> To do
Without the pictures, return all of the material exactly as written.

> Given records

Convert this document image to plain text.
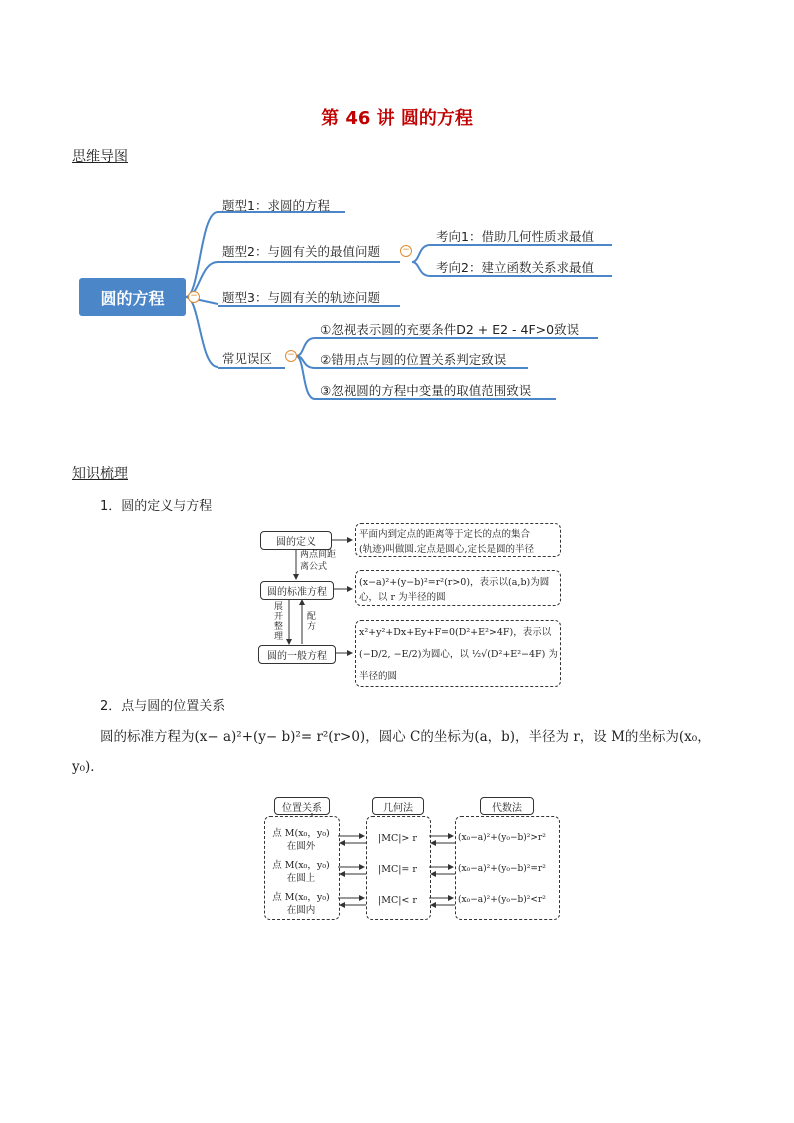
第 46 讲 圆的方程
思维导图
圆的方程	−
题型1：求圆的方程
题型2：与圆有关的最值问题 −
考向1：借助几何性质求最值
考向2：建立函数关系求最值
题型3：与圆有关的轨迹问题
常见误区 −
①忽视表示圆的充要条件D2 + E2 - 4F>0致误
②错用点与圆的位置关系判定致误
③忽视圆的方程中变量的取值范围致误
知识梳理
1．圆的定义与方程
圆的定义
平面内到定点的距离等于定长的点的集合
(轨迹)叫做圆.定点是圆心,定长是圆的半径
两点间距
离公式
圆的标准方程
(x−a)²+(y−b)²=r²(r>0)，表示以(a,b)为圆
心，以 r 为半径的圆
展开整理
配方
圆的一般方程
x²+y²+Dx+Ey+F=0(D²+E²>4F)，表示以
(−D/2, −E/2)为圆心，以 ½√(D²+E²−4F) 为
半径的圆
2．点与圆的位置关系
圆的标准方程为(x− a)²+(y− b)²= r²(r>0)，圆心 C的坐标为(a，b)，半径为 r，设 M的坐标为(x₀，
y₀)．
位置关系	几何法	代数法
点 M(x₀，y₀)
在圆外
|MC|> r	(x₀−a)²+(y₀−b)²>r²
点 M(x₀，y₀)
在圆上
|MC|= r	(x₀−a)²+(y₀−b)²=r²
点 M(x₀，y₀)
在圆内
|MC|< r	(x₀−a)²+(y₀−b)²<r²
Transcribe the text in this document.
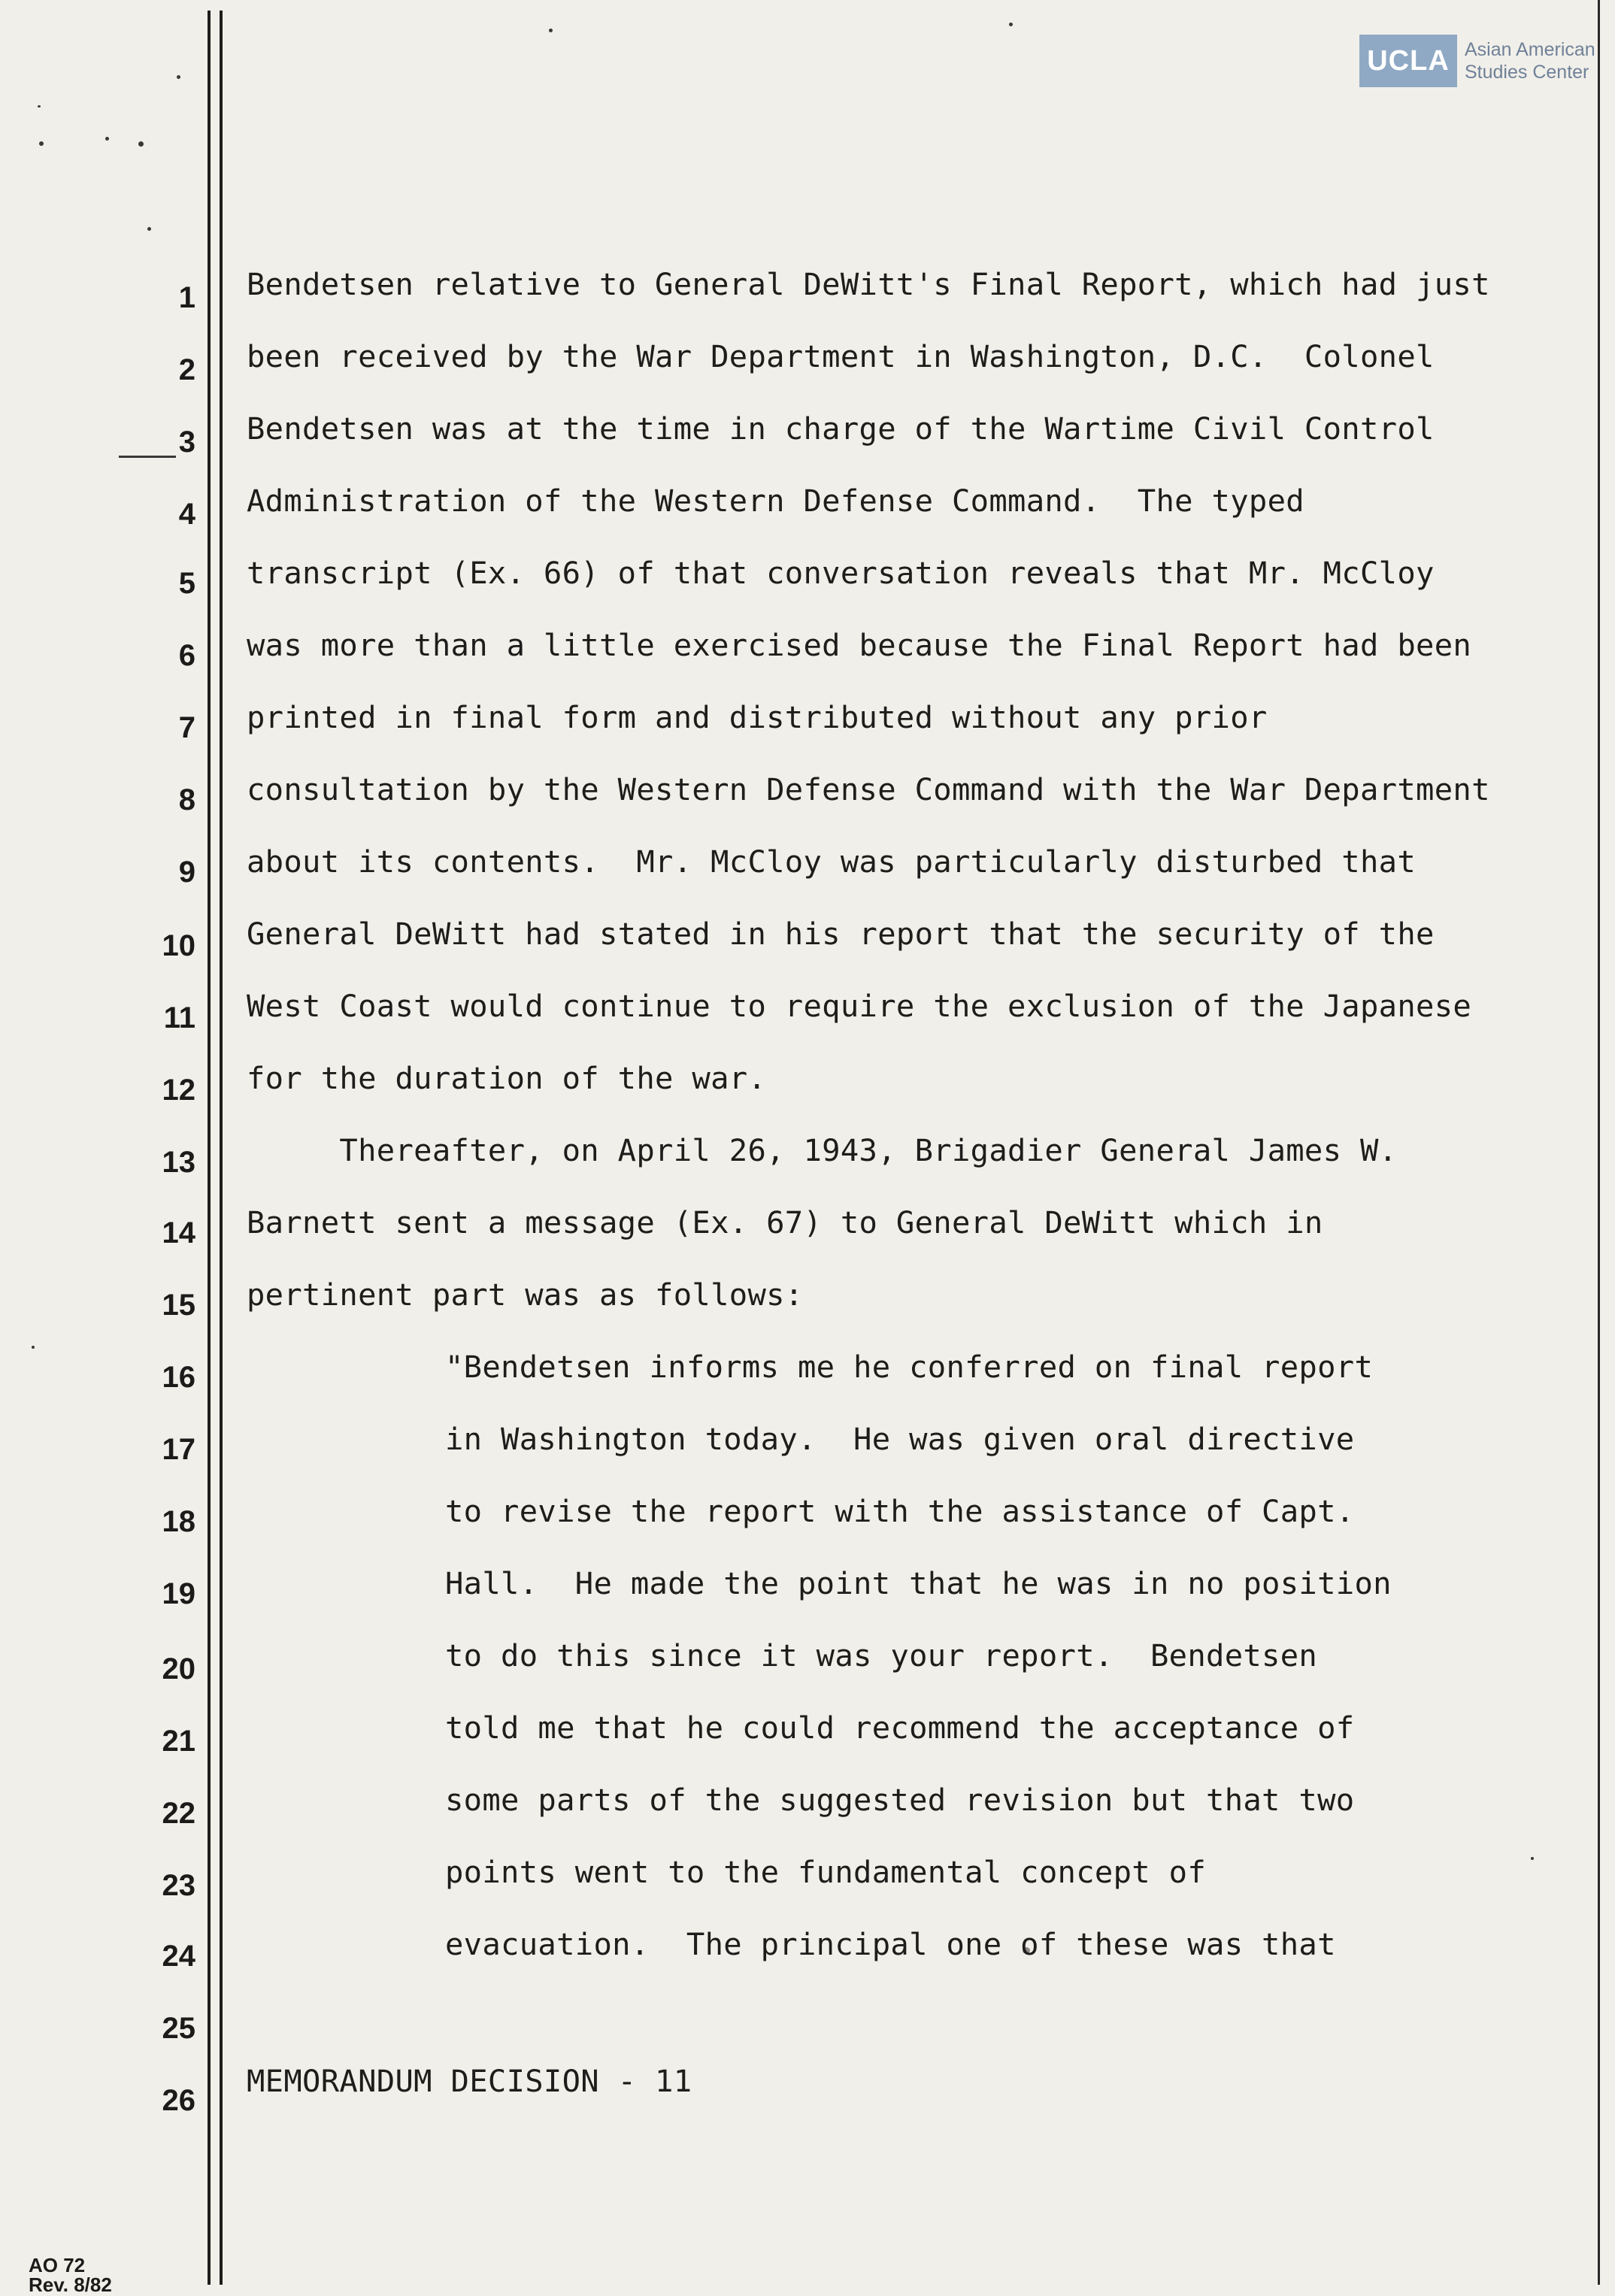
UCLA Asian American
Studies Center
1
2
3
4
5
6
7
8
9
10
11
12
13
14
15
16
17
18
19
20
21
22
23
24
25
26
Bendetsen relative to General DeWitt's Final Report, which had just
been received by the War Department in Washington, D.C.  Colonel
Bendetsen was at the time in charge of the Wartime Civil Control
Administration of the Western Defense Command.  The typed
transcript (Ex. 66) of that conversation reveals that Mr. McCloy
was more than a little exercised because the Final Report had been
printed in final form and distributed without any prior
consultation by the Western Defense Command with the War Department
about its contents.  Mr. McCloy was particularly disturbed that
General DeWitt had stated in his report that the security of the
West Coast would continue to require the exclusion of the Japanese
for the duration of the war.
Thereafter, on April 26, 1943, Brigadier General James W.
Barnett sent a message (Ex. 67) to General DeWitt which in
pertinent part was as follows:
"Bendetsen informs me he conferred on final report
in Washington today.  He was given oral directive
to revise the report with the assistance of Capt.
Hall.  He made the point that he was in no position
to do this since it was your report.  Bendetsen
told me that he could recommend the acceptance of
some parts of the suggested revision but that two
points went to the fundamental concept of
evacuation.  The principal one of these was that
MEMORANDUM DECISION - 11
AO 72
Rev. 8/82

> The result
Convert this document image to plain text.
第 46 讲 圆的方程
思维导图
圆的方程	−
题型1：求圆的方程
题型2：与圆有关的最值问题 −
考向1：借助几何性质求最值
考向2：建立函数关系求最值
题型3：与圆有关的轨迹问题
常见误区 −
①忽视表示圆的充要条件D2 + E2 - 4F>0致误
②错用点与圆的位置关系判定致误
③忽视圆的方程中变量的取值范围致误
知识梳理
1．圆的定义与方程
圆的定义
平面内到定点的距离等于定长的点的集合
(轨迹)叫做圆.定点是圆心,定长是圆的半径
两点间距
离公式
圆的标准方程
(x−a)²+(y−b)²=r²(r>0)，表示以(a,b)为圆
心，以 r 为半径的圆
展开整理
配方
圆的一般方程
x²+y²+Dx+Ey+F=0(D²+E²>4F)，表示以
(−D/2, −E/2)为圆心，以 ½√(D²+E²−4F) 为
半径的圆
2．点与圆的位置关系
圆的标准方程为(x− a)²+(y− b)²= r²(r>0)，圆心 C的坐标为(a，b)，半径为 r，设 M的坐标为(x₀，
y₀)．
位置关系	几何法	代数法
点 M(x₀，y₀)
在圆外
|MC|> r	(x₀−a)²+(y₀−b)²>r²
点 M(x₀，y₀)
在圆上
|MC|= r	(x₀−a)²+(y₀−b)²=r²
点 M(x₀，y₀)
在圆内
|MC|< r	(x₀−a)²+(y₀−b)²<r²
Transcribe the text in this document.
UCLA Asian American
Studies Center
1
2
3
4
5
6
7
8
9
10
11
12
13
14
15
16
17
18
19
20
21
22
23
24
25
26
Bendetsen relative to General DeWitt's Final Report, which had just
been received by the War Department in Washington, D.C.  Colonel
Bendetsen was at the time in charge of the Wartime Civil Control
Administration of the Western Defense Command.  The typed
transcript (Ex. 66) of that conversation reveals that Mr. McCloy
was more than a little exercised because the Final Report had been
printed in final form and distributed without any prior
consultation by the Western Defense Command with the War Department
about its contents.  Mr. McCloy was particularly disturbed that
General DeWitt had stated in his report that the security of the
West Coast would continue to require the exclusion of the Japanese
for the duration of the war.
Thereafter, on April 26, 1943, Brigadier General James W.
Barnett sent a message (Ex. 67) to General DeWitt which in
pertinent part was as follows:
"Bendetsen informs me he conferred on final report
in Washington today.  He was given oral directive
to revise the report with the assistance of Capt.
Hall.  He made the point that he was in no position
to do this since it was your report.  Bendetsen
told me that he could recommend the acceptance of
some parts of the suggested revision but that two
points went to the fundamental concept of
evacuation.  The principal one of these was that
MEMORANDUM DECISION - 11
AO 72
Rev. 8/82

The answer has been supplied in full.